* **TASK DIRECTIONS**: Write out the listing beneath this instruction in its entirety, exactly as it reads.

* **PROVIDED INFORMATION**:
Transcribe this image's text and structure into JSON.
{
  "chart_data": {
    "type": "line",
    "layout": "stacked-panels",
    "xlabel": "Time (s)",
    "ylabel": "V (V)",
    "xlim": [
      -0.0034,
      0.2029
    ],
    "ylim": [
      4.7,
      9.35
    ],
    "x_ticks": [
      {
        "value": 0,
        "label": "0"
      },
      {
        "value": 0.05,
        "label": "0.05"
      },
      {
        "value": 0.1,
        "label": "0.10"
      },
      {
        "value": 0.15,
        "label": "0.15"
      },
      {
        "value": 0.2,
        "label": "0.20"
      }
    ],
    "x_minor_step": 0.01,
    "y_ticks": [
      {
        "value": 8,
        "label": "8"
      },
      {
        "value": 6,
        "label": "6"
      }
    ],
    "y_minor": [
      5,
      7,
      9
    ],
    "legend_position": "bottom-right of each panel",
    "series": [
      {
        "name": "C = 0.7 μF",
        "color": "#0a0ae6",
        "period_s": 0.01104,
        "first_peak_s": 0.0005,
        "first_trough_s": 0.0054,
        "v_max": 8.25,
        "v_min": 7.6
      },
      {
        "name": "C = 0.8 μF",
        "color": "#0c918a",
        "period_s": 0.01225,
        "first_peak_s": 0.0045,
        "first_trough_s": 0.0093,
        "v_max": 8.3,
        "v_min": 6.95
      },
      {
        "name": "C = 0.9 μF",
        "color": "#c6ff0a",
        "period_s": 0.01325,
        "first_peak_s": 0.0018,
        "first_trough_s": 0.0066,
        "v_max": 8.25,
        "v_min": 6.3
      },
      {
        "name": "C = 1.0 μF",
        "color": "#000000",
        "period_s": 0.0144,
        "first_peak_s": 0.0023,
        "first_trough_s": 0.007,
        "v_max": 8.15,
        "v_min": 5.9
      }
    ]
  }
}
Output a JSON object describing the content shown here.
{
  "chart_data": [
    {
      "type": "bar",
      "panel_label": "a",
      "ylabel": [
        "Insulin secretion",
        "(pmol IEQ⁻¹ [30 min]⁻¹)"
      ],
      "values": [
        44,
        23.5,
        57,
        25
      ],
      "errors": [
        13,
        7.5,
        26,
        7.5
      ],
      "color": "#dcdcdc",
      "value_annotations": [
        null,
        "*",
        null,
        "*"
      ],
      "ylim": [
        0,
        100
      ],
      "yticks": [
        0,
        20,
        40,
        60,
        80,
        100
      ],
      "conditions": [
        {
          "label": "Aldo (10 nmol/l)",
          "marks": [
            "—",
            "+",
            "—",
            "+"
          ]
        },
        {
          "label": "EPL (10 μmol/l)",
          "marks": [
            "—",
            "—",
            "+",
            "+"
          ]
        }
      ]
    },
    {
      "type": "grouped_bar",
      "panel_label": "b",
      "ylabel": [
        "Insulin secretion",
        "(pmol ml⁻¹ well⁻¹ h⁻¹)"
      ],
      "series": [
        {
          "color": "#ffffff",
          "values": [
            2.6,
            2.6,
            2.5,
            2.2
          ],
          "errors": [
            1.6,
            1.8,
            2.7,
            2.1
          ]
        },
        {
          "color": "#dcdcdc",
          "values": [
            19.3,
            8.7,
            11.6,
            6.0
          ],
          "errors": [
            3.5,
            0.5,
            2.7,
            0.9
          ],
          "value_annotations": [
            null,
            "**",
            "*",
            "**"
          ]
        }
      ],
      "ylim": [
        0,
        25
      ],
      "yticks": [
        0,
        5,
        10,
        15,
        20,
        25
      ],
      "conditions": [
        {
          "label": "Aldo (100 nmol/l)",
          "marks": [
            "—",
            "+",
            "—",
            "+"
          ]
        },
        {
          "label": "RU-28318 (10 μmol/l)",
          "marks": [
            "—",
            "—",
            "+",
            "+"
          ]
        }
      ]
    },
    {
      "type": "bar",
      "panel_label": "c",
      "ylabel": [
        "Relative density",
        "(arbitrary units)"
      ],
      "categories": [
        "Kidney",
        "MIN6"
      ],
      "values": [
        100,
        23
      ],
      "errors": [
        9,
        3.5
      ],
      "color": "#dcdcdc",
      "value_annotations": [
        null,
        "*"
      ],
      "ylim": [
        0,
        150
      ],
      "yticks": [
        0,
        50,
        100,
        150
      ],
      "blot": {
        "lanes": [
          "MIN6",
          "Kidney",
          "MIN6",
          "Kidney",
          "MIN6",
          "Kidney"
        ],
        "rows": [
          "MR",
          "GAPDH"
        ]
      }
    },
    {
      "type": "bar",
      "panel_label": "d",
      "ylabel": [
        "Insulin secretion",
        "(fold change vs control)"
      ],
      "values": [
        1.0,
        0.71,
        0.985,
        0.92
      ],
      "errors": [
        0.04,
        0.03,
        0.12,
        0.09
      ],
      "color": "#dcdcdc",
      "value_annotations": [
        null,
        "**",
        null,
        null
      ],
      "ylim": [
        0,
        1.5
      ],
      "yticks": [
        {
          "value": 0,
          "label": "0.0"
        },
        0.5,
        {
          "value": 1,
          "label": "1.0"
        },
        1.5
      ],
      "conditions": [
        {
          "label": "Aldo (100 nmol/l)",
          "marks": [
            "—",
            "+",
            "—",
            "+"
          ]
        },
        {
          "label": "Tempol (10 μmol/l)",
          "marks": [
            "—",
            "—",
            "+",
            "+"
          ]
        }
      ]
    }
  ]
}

* **RESPONSE BELOW**:
Transcribe this image's text and structure into JSON.
{
  "chart_data": {
    "type": "line",
    "layout": "stacked-panels",
    "xlabel": "Time (s)",
    "ylabel": "V (V)",
    "xlim": [
      -0.0034,
      0.2029
    ],
    "ylim": [
      4.7,
      9.35
    ],
    "x_ticks": [
      {
        "value": 0,
        "label": "0"
      },
      {
        "value": 0.05,
        "label": "0.05"
      },
      {
        "value": 0.1,
        "label": "0.10"
      },
      {
        "value": 0.15,
        "label": "0.15"
      },
      {
        "value": 0.2,
        "label": "0.20"
      }
    ],
    "x_minor_step": 0.01,
    "y_ticks": [
      {
        "value": 8,
        "label": "8"
      },
      {
        "value": 6,
        "label": "6"
      }
    ],
    "y_minor": [
      5,
      7,
      9
    ],
    "legend_position": "bottom-right of each panel",
    "series": [
      {
        "name": "C = 0.7 μF",
        "color": "#0a0ae6",
        "period_s": 0.01104,
        "first_peak_s": 0.0005,
        "first_trough_s": 0.0054,
        "v_max": 8.25,
        "v_min": 7.6
      },
      {
        "name": "C = 0.8 μF",
        "color": "#0c918a",
        "period_s": 0.01225,
        "first_peak_s": 0.0045,
        "first_trough_s": 0.0093,
        "v_max": 8.3,
        "v_min": 6.95
      },
      {
        "name": "C = 0.9 μF",
        "color": "#c6ff0a",
        "period_s": 0.01325,
        "first_peak_s": 0.0018,
        "first_trough_s": 0.0066,
        "v_max": 8.25,
        "v_min": 6.3
      },
      {
        "name": "C = 1.0 μF",
        "color": "#000000",
        "period_s": 0.0144,
        "first_peak_s": 0.0023,
        "first_trough_s": 0.007,
        "v_max": 8.15,
        "v_min": 5.9
      }
    ]
  }
}
Output a JSON object describing the content shown here.
{
  "chart_data": [
    {
      "type": "bar",
      "panel_label": "a",
      "ylabel": [
        "Insulin secretion",
        "(pmol IEQ⁻¹ [30 min]⁻¹)"
      ],
      "values": [
        44,
        23.5,
        57,
        25
      ],
      "errors": [
        13,
        7.5,
        26,
        7.5
      ],
      "color": "#dcdcdc",
      "value_annotations": [
        null,
        "*",
        null,
        "*"
      ],
      "ylim": [
        0,
        100
      ],
      "yticks": [
        0,
        20,
        40,
        60,
        80,
        100
      ],
      "conditions": [
        {
          "label": "Aldo (10 nmol/l)",
          "marks": [
            "—",
            "+",
            "—",
            "+"
          ]
        },
        {
          "label": "EPL (10 μmol/l)",
          "marks": [
            "—",
            "—",
            "+",
            "+"
          ]
        }
      ]
    },
    {
      "type": "grouped_bar",
      "panel_label": "b",
      "ylabel": [
        "Insulin secretion",
        "(pmol ml⁻¹ well⁻¹ h⁻¹)"
      ],
      "series": [
        {
          "color": "#ffffff",
          "values": [
            2.6,
            2.6,
            2.5,
            2.2
          ],
          "errors": [
            1.6,
            1.8,
            2.7,
            2.1
          ]
        },
        {
          "color": "#dcdcdc",
          "values": [
            19.3,
            8.7,
            11.6,
            6.0
          ],
          "errors": [
            3.5,
            0.5,
            2.7,
            0.9
          ],
          "value_annotations": [
            null,
            "**",
            "*",
            "**"
          ]
        }
      ],
      "ylim": [
        0,
        25
      ],
      "yticks": [
        0,
        5,
        10,
        15,
        20,
        25
      ],
      "conditions": [
        {
          "label": "Aldo (100 nmol/l)",
          "marks": [
            "—",
            "+",
            "—",
            "+"
          ]
        },
        {
          "label": "RU-28318 (10 μmol/l)",
          "marks": [
            "—",
            "—",
            "+",
            "+"
          ]
        }
      ]
    },
    {
      "type": "bar",
      "panel_label": "c",
      "ylabel": [
        "Relative density",
        "(arbitrary units)"
      ],
      "categories": [
        "Kidney",
        "MIN6"
      ],
      "values": [
        100,
        23
      ],
      "errors": [
        9,
        3.5
      ],
      "color": "#dcdcdc",
      "value_annotations": [
        null,
        "*"
      ],
      "ylim": [
        0,
        150
      ],
      "yticks": [
        0,
        50,
        100,
        150
      ],
      "blot": {
        "lanes": [
          "MIN6",
          "Kidney",
          "MIN6",
          "Kidney",
          "MIN6",
          "Kidney"
        ],
        "rows": [
          "MR",
          "GAPDH"
        ]
      }
    },
    {
      "type": "bar",
      "panel_label": "d",
      "ylabel": [
        "Insulin secretion",
        "(fold change vs control)"
      ],
      "values": [
        1.0,
        0.71,
        0.985,
        0.92
      ],
      "errors": [
        0.04,
        0.03,
        0.12,
        0.09
      ],
      "color": "#dcdcdc",
      "value_annotations": [
        null,
        "**",
        null,
        null
      ],
      "ylim": [
        0,
        1.5
      ],
      "yticks": [
        {
          "value": 0,
          "label": "0.0"
        },
        0.5,
        {
          "value": 1,
          "label": "1.0"
        },
        1.5
      ],
      "conditions": [
        {
          "label": "Aldo (100 nmol/l)",
          "marks": [
            "—",
            "+",
            "—",
            "+"
          ]
        },
        {
          "label": "Tempol (10 μmol/l)",
          "marks": [
            "—",
            "—",
            "+",
            "+"
          ]
        }
      ]
    }
  ]
}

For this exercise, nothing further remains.